GIVEN TASK 1:
Quote the rows verbatim, starting at the first row and ending at the row that contains "table-cell-value: 7 xyxy=(663,688,863,726)".

DOCUMENT EXTRACT:
┄┄┄┄┄┄

Exercise 2.61 asks us to give an implementation of adjoin-set using the ordered representation. Like element-of-set?, our implementation of adjoin-set should require only half as many steps on average as the unordered representation.

The original implementation of adjoin-set made use of element-of-set? to check and see if the new element was already a member of the set. We no longer need to do this since we need to find the exact position in the set to insert the new element. As we scan through the set looking for the right position, we can simply return the set if we encounter the element we're trying to place.

(define (adjoin-set x set)
  (cond ((null? set) (cons x '()))
        ((= x (car set)) set)
        ((< x (car set)) (cons x set))
        ((> x (car set)) (cons (car set)
                               (adjoin-set x (cdr set))))))

There are several different conditions, and we need to cover them all. First, since we're no longer using element-of-set, we need to check to see if the set itself is null or empty. Second, if the we encounter the element we're trying to add, we can just return the set. Next, if the element we're adding is smaller than the first element of the set, we can simply cons the new element to the beginning of the set. Last, if the new element is greater than the first element of the set, we join the first element followed by the adjoin-set of the new element and the rest of the set.

> (adjoin-set 3 null)
(3)
> (adjoin-set 3 '())
(3)
> (adjoin-set 3 '(3 4 5))
(3 4 5)
> (adjoin-set 3 '(4 5 6))
(3 4 5 6)
> (adjoin-set 3 '(1 2 4 5))
(1 2 3 4 5)
> (adjoin-set 3 '(0 1 2))
(0 1 2 3)

Like element-of-set?, this implementation should only scan through half the set on average before finding the correct insertion point for the new element.

Exercise 2.62 asks us to give a $O(n)$ implementation of union-set for sets represented as ordered lists. Since the two sets are in order, we can simply step through each set comparing the first elements of each. At each step we decide which of the first two elements to place in the resulting set.

(define (union-set set1 set2)
  (cond ((null? set1) set2)
        ((null? set2) set1)
        ((= (car set1) (car set2))
         (cons (car set1) (union-set (cdr set1) (cdr set2))))
        ((< (car set1) (car set2))
         (cons (car set1) (union-set (cdr set1) set2)))
        (else (cons (car set2) (union-set set1 (cdr set2))))))

Anyone familiar with the mergesort algorithm will quickly recognize that this implementation of union-set is almost exactly the same procedure as the merge subroutine. It's purpose is to quickly merge two sorted lists into one. The only difference is that the union-set implementation above only keeps one copy of duplicate elements.

> (define odds '(1 3 5 7))

┄┄┄┄┄┄

MATERIAL FOR THIS TASK:
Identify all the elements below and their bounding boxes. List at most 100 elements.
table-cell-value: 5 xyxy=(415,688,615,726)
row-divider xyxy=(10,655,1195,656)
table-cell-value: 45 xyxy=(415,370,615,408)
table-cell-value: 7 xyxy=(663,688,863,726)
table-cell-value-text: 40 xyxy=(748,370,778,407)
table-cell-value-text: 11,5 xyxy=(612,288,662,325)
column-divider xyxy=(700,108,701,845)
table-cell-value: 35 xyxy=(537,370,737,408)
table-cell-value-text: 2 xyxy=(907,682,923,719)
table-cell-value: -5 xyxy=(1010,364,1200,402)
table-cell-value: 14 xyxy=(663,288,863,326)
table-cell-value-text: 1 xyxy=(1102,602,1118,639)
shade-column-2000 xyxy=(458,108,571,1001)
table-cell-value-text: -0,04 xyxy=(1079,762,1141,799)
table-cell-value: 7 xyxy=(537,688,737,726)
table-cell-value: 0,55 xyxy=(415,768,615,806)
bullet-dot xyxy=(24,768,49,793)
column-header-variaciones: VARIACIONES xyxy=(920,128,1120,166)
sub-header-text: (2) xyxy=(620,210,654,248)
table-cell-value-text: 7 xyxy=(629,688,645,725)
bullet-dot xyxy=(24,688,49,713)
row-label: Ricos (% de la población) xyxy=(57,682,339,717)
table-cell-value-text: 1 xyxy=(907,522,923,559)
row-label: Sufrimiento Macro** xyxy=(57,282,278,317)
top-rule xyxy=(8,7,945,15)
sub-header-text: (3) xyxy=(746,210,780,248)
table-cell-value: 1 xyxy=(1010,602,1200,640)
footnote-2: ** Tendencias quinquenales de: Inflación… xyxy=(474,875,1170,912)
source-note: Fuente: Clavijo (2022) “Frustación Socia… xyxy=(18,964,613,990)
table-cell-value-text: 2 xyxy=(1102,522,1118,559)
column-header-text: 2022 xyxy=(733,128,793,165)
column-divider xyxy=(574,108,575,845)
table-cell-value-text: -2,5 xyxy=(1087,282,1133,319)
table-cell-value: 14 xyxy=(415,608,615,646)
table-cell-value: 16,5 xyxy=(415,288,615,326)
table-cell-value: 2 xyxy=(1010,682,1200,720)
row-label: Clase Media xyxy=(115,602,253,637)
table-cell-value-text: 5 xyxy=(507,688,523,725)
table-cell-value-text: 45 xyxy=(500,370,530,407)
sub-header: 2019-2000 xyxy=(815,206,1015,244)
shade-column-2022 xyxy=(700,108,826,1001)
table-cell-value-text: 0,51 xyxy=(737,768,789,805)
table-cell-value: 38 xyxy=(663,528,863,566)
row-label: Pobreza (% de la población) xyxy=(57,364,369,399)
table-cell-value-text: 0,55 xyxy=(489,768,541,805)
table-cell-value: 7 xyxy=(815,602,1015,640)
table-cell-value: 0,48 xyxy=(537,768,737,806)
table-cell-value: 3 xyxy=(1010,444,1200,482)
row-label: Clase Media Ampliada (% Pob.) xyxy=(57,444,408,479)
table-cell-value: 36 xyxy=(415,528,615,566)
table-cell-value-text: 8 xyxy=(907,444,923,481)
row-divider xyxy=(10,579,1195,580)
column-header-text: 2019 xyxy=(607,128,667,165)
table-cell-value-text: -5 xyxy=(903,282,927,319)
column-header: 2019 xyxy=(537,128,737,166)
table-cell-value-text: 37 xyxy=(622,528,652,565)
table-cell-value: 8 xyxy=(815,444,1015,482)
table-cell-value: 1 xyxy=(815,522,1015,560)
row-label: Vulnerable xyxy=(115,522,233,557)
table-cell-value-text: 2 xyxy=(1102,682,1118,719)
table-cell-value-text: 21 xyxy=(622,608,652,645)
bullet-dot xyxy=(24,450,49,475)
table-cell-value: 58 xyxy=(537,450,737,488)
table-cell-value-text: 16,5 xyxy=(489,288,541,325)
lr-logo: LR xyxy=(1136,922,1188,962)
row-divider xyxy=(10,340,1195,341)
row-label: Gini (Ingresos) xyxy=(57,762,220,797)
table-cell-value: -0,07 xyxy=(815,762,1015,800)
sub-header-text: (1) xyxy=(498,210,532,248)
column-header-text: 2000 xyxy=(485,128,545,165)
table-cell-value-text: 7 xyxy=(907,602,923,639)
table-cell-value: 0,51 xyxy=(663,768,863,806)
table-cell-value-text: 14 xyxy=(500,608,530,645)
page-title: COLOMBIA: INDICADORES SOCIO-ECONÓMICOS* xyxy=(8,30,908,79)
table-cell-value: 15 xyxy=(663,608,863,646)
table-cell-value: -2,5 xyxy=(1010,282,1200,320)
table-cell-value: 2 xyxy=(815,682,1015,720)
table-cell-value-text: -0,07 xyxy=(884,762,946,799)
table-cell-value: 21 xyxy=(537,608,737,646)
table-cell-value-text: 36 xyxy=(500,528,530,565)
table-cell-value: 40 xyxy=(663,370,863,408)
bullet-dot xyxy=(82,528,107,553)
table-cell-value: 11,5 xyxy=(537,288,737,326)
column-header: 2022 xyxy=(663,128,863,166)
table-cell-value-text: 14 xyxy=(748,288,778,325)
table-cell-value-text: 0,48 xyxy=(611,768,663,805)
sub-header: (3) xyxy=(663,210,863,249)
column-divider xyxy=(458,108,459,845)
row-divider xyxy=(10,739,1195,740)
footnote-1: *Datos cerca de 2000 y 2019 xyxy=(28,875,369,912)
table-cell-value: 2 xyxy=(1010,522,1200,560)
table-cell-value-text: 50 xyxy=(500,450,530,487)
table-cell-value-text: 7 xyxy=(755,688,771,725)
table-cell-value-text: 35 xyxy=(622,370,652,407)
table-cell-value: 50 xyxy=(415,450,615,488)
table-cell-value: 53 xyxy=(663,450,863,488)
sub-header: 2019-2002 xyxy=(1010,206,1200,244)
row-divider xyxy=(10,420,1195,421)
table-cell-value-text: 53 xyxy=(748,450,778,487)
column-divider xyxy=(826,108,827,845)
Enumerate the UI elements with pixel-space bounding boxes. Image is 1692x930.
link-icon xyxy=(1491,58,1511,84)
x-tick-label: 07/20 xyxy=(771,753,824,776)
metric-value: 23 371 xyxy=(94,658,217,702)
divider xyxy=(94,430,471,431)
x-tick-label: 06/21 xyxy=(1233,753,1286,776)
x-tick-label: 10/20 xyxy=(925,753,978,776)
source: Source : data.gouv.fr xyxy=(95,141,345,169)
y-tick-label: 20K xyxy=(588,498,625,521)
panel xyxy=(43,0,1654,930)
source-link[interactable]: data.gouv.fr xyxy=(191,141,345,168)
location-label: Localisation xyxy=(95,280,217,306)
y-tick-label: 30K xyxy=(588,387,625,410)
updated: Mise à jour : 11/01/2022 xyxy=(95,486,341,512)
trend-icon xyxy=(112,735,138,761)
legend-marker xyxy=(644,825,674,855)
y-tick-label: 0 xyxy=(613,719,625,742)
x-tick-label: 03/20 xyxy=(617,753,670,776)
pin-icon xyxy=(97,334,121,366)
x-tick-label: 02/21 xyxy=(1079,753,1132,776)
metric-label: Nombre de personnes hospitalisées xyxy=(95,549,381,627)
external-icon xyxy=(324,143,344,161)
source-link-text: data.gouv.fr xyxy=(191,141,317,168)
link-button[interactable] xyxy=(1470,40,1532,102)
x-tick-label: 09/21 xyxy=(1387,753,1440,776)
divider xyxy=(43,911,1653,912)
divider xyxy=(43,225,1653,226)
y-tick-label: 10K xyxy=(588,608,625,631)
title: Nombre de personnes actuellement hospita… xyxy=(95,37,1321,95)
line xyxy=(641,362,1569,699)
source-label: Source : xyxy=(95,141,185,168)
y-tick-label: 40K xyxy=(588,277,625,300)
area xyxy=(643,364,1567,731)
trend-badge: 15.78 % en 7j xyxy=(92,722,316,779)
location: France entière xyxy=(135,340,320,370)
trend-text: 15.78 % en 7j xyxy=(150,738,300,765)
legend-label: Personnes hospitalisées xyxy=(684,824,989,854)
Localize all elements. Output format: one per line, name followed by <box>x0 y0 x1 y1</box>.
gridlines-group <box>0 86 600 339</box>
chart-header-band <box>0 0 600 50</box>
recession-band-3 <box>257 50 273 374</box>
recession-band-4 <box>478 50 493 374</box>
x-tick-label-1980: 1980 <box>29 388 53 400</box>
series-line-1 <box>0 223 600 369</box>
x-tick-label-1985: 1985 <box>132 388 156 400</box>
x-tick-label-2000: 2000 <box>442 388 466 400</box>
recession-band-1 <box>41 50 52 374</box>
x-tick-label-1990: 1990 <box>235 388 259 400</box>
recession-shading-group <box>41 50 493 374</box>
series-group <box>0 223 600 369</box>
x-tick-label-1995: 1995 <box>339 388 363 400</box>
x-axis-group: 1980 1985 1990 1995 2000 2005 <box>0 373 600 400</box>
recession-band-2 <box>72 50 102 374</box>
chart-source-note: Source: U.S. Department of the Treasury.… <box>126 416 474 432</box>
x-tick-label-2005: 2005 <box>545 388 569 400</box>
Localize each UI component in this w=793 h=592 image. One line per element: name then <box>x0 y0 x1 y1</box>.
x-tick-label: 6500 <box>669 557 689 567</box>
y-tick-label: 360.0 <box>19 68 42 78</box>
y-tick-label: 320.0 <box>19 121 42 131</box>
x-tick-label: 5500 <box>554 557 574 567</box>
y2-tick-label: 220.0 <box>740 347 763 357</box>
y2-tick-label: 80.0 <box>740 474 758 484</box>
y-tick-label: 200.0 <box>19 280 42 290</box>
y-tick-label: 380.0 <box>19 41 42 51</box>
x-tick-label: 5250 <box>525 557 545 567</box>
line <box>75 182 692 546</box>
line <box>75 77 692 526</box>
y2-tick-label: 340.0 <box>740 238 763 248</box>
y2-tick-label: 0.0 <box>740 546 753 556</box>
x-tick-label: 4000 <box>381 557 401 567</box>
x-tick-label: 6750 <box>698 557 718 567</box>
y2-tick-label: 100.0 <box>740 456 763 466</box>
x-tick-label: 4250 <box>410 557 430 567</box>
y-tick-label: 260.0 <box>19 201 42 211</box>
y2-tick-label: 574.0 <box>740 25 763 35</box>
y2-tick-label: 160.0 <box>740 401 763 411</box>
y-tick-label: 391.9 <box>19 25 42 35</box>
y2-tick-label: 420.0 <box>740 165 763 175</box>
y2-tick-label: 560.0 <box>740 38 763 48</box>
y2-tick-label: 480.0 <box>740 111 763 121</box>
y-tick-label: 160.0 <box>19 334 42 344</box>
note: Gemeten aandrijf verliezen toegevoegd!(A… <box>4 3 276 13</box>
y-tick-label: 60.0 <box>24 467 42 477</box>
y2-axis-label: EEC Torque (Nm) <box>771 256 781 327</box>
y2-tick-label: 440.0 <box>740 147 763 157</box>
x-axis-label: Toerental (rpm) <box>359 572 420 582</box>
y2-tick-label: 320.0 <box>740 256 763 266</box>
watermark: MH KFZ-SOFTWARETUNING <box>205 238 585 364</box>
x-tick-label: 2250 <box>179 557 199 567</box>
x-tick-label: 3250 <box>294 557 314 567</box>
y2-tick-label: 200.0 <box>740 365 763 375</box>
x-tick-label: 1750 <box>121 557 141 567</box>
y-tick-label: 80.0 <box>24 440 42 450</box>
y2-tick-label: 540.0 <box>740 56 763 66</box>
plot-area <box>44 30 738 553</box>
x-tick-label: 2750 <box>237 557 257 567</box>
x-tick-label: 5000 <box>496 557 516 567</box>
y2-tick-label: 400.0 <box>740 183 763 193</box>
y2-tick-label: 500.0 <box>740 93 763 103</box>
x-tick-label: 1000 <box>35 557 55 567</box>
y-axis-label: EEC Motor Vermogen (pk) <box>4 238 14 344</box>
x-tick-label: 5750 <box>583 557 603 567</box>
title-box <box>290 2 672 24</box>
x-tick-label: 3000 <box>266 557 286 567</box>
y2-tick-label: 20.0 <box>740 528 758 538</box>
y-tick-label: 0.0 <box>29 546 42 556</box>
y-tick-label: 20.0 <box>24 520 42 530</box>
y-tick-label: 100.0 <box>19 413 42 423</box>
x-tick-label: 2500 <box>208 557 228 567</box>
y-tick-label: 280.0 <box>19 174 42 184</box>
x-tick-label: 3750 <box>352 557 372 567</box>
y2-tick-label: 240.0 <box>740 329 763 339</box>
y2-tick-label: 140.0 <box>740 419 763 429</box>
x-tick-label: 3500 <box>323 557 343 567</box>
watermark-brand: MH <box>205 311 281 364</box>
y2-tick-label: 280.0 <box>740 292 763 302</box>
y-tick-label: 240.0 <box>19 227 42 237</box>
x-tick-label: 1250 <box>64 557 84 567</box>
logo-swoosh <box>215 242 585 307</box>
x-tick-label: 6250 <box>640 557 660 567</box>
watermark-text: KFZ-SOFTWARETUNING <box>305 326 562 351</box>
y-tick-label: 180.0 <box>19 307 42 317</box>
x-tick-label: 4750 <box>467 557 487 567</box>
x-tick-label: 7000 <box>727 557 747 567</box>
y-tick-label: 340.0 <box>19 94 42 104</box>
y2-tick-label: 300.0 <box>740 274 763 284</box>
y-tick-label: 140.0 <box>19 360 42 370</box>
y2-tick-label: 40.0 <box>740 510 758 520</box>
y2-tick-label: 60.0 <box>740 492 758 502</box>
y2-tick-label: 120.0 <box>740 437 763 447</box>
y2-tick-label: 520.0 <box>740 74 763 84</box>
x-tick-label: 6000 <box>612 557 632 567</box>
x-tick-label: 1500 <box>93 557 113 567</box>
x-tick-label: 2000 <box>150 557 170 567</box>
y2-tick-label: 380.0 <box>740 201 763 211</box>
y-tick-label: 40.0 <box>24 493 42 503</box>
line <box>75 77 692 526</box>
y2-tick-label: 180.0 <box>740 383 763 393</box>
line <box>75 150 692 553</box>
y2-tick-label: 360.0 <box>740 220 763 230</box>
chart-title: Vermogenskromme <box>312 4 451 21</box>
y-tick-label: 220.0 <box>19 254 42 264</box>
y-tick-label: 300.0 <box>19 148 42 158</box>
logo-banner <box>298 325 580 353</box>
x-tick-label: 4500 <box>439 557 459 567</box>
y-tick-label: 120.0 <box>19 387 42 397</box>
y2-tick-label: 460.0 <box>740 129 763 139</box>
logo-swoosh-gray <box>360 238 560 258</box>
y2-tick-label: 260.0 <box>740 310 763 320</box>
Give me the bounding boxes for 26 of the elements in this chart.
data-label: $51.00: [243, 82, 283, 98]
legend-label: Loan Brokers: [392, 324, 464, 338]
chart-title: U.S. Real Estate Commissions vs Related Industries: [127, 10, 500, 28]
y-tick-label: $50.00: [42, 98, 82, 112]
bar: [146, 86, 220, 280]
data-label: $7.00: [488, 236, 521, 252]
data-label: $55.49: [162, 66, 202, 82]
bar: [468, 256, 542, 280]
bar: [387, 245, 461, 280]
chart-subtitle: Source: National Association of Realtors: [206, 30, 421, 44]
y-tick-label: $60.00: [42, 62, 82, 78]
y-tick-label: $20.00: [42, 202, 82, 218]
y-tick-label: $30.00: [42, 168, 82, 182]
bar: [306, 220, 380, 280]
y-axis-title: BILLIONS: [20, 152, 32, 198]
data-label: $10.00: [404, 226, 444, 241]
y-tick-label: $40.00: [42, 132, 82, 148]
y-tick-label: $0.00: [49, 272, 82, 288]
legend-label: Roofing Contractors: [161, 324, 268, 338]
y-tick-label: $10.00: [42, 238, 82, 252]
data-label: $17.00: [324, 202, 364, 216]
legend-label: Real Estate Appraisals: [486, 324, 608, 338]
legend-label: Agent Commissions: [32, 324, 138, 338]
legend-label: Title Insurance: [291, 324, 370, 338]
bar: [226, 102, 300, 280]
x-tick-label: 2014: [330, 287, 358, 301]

┄┄┄┄┄┄

GIVEN TASK 2:
In the ordered-set exercises, what is the only difference between the union-set implementation and the mergesort subroutine it resembles?

WORKED ANSWER 1:
Identify all the elements below and their bounding boxes. List at most 100 elements.
table-cell-value: 5 xyxy=(415,688,615,726)
row-divider xyxy=(10,655,1195,656)
table-cell-value: 45 xyxy=(415,370,615,408)
table-cell-value: 7 xyxy=(663,688,863,726)

WORKED ANSWER 2:
The union-set implementation keeps only one copy of duplicate elements.